Single out each line with the word "JSON" and copy it.

======== DATA PROVIDED ========

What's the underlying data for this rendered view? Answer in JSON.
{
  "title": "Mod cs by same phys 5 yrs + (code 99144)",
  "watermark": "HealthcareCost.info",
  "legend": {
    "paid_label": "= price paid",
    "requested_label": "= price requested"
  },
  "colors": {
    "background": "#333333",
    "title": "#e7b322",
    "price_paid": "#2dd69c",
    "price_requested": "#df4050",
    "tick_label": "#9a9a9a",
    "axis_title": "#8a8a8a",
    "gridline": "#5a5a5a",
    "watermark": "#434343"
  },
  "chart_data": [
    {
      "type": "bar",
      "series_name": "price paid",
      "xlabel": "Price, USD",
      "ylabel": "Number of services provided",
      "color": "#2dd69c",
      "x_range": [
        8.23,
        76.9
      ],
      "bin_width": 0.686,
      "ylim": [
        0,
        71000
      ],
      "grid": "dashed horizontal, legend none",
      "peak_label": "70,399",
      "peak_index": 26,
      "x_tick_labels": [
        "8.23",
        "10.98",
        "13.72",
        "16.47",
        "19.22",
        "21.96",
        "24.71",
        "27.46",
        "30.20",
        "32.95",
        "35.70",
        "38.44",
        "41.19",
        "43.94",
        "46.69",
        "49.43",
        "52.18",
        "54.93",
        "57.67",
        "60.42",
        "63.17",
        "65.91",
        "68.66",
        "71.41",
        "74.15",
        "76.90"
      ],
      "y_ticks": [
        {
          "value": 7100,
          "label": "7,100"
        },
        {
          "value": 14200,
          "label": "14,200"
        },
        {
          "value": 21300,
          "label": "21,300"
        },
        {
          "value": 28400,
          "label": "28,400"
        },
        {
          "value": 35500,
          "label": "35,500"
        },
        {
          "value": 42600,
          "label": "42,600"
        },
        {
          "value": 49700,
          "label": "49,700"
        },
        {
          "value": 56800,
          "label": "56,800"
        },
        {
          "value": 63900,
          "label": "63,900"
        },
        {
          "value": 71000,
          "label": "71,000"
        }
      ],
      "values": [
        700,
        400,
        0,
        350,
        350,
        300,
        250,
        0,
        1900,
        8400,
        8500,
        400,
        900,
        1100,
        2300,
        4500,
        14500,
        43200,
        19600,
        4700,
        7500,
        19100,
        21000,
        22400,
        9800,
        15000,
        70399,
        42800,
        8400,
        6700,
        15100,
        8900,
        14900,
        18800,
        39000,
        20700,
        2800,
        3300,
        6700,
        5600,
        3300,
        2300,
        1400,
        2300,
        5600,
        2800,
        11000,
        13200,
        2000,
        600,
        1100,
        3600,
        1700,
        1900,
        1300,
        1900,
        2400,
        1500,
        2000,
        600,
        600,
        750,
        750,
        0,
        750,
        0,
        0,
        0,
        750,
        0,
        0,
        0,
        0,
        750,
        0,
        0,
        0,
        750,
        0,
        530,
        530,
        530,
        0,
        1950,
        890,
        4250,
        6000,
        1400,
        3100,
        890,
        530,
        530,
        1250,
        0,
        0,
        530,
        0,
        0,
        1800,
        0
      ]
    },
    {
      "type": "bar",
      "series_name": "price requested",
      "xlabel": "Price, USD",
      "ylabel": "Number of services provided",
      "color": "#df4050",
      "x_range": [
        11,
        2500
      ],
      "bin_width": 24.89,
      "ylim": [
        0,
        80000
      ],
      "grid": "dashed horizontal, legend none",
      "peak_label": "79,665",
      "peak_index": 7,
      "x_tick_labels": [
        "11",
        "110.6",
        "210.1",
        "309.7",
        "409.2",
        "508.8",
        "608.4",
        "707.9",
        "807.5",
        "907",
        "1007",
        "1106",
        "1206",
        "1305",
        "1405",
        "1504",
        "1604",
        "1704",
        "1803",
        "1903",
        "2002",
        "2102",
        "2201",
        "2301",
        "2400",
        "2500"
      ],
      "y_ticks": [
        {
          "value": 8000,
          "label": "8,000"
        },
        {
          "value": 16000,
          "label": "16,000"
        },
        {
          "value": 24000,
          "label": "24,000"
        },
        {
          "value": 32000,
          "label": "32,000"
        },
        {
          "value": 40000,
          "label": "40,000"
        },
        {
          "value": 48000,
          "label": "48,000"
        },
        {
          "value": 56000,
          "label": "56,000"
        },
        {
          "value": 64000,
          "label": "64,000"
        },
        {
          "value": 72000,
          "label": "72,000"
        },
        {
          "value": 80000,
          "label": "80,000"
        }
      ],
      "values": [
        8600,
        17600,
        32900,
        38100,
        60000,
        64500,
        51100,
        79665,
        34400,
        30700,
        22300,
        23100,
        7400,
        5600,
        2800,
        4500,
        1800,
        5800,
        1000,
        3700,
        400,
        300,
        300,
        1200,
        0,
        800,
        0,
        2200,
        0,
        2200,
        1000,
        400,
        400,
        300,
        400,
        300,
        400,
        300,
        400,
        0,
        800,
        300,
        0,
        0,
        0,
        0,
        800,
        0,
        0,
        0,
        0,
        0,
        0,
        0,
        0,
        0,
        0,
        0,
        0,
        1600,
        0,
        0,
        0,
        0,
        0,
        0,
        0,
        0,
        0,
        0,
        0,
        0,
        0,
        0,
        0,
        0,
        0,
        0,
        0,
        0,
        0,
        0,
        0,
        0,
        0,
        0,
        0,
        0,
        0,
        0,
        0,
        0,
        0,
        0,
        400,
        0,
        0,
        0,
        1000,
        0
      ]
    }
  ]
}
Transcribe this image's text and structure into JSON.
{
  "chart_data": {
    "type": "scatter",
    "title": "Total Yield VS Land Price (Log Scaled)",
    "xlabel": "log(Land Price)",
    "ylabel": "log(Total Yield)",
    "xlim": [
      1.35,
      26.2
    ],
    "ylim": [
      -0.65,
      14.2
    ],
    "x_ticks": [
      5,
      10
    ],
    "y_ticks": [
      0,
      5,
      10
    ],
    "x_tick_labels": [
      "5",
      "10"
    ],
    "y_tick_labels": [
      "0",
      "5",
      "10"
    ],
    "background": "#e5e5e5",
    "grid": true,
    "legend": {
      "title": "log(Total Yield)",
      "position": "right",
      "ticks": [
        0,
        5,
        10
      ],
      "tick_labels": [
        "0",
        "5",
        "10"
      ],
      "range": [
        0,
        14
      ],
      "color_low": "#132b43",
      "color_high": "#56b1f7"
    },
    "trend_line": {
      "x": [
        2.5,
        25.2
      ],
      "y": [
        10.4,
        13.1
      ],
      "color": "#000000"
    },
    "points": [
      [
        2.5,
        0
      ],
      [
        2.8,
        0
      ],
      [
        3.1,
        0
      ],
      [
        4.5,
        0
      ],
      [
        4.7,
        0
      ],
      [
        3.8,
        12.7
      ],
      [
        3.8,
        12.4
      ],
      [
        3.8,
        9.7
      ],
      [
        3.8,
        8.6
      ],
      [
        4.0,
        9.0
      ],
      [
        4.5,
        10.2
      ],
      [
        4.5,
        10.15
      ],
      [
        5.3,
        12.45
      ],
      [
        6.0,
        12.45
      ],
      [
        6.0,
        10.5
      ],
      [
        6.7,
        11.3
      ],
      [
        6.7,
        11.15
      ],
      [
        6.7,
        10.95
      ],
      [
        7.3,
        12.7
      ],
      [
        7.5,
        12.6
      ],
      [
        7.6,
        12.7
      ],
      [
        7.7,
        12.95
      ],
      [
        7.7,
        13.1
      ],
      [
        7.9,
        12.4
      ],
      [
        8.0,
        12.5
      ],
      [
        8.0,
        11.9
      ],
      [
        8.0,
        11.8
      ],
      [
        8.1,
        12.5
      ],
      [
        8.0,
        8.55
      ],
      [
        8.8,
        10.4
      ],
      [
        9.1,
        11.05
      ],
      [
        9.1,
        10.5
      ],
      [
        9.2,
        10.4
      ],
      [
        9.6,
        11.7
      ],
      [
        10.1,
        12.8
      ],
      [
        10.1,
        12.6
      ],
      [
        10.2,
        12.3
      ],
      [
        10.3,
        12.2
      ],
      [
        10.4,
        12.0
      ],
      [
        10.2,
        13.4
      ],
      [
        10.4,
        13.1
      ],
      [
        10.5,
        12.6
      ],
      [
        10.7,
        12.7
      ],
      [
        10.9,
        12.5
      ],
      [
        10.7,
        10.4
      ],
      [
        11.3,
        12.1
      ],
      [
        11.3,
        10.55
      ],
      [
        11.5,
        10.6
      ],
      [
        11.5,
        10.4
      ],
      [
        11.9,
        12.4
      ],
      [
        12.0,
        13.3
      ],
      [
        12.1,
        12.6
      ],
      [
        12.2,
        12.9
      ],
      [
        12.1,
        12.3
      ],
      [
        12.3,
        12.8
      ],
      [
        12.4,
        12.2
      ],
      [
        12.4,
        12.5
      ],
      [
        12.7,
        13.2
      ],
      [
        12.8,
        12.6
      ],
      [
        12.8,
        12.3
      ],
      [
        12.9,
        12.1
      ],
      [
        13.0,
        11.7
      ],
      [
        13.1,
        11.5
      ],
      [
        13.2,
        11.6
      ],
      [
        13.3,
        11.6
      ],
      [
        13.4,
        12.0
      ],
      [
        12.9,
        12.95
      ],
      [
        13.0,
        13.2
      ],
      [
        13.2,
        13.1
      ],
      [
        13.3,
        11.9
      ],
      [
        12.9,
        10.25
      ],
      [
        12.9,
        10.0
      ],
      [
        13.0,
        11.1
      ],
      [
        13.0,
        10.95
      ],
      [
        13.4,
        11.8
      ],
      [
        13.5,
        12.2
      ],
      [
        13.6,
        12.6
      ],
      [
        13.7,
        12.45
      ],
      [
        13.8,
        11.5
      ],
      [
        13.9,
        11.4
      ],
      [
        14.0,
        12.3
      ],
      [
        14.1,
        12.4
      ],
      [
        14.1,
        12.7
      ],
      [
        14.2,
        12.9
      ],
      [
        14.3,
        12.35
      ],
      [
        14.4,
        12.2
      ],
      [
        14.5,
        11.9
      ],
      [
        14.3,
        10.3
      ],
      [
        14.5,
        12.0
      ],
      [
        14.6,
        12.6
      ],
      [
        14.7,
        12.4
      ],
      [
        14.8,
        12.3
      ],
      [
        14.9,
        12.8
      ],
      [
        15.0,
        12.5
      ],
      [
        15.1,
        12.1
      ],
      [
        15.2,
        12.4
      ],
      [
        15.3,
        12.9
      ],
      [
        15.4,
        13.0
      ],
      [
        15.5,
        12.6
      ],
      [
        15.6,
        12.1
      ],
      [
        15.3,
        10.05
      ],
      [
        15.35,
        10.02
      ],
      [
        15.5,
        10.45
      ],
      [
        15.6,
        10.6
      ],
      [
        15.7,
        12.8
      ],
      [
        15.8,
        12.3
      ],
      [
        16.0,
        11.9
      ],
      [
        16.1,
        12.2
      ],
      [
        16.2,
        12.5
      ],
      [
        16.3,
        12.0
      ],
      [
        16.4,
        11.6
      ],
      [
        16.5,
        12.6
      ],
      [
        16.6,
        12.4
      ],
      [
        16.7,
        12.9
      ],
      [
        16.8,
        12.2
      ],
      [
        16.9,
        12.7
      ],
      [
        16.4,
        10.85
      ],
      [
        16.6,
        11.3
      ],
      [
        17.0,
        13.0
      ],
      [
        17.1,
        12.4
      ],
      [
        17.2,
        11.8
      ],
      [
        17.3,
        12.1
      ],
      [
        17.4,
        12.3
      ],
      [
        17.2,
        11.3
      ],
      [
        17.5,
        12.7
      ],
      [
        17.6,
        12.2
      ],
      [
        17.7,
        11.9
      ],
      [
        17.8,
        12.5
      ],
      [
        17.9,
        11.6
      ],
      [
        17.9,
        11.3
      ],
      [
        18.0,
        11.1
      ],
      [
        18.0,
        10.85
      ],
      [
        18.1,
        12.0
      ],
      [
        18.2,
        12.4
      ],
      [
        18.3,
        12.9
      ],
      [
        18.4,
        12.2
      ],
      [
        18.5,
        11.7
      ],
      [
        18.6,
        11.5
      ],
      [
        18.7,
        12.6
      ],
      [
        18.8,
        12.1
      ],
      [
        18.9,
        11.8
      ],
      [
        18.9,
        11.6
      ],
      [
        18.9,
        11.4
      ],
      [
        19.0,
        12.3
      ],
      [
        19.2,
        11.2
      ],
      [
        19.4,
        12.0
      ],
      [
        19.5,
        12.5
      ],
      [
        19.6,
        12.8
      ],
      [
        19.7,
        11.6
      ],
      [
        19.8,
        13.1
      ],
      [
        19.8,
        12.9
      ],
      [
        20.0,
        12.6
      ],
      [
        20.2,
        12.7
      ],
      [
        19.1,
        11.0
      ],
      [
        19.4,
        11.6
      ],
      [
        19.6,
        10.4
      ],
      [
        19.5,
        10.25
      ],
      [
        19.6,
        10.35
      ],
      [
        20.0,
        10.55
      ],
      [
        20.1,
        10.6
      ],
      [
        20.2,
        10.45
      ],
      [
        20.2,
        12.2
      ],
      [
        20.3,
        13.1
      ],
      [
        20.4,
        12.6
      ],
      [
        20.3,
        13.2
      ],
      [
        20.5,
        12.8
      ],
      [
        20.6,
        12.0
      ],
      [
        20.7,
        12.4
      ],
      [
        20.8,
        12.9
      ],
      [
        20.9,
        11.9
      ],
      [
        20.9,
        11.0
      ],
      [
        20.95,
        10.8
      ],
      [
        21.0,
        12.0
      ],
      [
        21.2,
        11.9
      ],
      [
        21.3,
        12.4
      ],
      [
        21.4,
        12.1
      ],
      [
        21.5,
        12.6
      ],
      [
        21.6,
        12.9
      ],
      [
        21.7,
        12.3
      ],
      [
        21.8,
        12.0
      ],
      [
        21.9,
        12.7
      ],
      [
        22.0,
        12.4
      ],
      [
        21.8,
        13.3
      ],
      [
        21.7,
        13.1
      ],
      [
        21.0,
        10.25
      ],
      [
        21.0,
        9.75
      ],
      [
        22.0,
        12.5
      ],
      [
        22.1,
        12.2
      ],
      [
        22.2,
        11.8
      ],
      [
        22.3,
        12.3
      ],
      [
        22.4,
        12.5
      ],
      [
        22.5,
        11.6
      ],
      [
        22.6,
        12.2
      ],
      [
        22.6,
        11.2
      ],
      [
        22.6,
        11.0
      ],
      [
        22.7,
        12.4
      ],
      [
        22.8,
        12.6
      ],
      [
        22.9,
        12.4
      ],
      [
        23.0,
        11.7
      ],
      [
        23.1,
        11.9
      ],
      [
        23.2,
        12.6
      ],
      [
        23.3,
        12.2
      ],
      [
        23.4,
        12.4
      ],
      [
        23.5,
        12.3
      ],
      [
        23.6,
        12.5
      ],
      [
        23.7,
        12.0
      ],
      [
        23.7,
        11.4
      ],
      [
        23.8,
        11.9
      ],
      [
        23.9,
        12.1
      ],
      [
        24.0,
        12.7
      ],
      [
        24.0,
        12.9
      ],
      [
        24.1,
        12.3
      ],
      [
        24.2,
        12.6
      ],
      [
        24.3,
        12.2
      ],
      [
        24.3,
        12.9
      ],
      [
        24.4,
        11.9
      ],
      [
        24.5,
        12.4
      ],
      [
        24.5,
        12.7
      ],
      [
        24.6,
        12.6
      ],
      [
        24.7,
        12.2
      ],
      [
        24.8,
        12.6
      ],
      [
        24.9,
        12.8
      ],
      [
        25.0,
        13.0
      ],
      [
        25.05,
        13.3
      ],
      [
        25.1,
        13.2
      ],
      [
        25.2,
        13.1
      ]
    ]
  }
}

========

FULL RESPONSE:
What's the underlying data for this rendered view? Answer in JSON.
Transcribe this image's text and structure into JSON.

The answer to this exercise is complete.